YOUR TASK:
Among the entries below, find the lines with "this" and copy them.

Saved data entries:
'''

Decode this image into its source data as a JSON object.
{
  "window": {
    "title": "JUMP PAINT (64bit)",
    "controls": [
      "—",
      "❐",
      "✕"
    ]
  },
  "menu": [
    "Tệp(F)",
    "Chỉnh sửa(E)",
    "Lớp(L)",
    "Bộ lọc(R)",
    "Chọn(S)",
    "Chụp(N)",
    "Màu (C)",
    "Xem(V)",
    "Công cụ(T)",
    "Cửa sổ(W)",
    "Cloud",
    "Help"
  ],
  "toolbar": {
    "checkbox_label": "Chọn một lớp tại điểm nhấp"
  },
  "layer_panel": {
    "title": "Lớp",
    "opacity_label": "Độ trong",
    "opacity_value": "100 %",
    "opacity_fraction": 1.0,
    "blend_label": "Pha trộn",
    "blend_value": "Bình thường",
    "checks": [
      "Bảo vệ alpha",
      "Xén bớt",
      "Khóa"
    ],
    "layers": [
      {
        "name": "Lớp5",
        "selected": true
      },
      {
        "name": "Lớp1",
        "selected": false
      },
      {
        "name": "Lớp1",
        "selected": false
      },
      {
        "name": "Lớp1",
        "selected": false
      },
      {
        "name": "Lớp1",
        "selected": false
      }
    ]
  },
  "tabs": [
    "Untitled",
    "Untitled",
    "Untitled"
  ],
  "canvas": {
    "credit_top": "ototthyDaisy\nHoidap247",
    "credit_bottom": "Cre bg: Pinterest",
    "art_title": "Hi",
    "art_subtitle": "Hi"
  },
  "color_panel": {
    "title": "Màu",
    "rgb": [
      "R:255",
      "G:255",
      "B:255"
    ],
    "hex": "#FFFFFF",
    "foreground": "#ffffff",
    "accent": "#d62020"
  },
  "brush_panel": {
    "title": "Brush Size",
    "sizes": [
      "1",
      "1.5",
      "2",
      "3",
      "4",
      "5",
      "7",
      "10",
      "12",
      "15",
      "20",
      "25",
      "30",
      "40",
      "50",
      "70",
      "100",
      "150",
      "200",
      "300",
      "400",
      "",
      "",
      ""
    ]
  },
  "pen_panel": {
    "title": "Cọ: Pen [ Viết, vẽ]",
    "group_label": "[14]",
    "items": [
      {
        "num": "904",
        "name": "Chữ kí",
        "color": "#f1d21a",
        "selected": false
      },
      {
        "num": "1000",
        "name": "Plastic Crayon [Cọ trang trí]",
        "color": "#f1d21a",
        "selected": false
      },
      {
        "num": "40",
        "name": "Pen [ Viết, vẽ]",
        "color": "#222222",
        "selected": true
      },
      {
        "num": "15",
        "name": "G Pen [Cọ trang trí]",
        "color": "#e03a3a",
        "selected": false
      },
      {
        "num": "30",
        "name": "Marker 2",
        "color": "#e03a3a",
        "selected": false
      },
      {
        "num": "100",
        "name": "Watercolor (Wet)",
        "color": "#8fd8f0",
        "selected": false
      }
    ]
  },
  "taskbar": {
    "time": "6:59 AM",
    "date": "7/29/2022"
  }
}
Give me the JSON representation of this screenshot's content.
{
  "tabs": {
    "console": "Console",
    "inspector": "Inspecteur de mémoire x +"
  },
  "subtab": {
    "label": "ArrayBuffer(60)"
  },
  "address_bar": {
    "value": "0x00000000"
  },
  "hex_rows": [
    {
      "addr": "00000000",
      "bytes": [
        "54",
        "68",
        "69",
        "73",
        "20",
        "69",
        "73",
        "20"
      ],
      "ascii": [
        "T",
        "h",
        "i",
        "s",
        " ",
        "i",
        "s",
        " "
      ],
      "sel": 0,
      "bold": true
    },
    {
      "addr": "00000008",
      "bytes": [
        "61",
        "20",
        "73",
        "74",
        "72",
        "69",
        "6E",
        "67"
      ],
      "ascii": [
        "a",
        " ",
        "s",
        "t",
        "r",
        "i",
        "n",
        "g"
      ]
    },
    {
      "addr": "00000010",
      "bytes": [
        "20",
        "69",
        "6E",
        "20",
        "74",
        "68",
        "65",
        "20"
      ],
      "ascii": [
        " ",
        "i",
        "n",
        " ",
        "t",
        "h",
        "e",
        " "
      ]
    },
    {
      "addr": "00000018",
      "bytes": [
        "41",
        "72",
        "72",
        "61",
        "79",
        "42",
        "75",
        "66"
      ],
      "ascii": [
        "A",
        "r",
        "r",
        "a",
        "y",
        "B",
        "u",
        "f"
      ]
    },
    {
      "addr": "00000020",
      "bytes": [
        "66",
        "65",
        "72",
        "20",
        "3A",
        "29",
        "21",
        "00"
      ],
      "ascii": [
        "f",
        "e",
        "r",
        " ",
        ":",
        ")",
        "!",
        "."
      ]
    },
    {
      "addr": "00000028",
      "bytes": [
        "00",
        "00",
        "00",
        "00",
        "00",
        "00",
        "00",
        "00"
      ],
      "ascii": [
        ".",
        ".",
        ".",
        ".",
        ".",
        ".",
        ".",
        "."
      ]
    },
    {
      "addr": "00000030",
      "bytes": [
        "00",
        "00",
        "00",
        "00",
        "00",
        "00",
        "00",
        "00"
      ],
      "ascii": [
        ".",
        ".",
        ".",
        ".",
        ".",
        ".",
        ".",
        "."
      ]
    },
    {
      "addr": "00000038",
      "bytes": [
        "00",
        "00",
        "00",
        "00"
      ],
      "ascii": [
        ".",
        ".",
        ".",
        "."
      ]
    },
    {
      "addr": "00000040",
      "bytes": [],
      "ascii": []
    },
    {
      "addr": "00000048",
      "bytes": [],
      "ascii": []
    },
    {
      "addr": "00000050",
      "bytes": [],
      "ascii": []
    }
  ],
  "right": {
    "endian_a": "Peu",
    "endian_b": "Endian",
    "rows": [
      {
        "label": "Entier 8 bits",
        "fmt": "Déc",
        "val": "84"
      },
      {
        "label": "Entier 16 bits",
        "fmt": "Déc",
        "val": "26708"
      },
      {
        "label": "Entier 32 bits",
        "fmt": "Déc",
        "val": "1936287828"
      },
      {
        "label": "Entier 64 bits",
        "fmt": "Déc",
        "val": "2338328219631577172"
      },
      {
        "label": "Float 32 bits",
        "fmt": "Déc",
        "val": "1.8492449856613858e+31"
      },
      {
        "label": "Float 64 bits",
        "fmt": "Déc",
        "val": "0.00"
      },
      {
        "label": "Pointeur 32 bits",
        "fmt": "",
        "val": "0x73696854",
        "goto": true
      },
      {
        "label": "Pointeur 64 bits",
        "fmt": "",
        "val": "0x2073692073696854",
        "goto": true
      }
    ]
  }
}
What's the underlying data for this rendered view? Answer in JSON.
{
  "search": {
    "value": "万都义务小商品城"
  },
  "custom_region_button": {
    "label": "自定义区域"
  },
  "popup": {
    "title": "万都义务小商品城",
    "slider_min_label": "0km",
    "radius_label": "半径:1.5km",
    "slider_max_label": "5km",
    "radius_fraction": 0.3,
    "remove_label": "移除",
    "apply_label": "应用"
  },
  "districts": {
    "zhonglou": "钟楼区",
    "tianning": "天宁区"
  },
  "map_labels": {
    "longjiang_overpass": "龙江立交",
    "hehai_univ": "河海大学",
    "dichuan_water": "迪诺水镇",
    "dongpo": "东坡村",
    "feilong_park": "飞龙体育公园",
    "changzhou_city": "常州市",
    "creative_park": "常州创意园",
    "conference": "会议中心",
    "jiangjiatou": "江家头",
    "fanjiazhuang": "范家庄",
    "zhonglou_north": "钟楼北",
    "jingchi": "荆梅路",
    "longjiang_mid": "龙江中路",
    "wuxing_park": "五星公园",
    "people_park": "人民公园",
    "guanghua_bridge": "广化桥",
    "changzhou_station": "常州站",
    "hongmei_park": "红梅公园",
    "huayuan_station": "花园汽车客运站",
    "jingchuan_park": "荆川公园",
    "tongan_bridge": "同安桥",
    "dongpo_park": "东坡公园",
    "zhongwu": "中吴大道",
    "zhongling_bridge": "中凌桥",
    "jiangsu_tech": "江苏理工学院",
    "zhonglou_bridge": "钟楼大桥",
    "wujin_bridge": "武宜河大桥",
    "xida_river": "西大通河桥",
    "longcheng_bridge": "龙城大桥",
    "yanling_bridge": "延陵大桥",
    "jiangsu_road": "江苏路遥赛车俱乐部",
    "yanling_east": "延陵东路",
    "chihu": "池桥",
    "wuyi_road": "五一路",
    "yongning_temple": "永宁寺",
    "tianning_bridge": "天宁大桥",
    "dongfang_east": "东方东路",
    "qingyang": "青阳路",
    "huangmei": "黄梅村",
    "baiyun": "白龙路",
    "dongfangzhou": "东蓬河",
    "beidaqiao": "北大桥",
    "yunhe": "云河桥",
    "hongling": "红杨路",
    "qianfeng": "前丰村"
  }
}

'''

THE RESPONSE:
Decode this image into its source data as a JSON object.
Give me the JSON representation of this screenshot's content.
What's the underlying data for this rendered view? Answer in JSON.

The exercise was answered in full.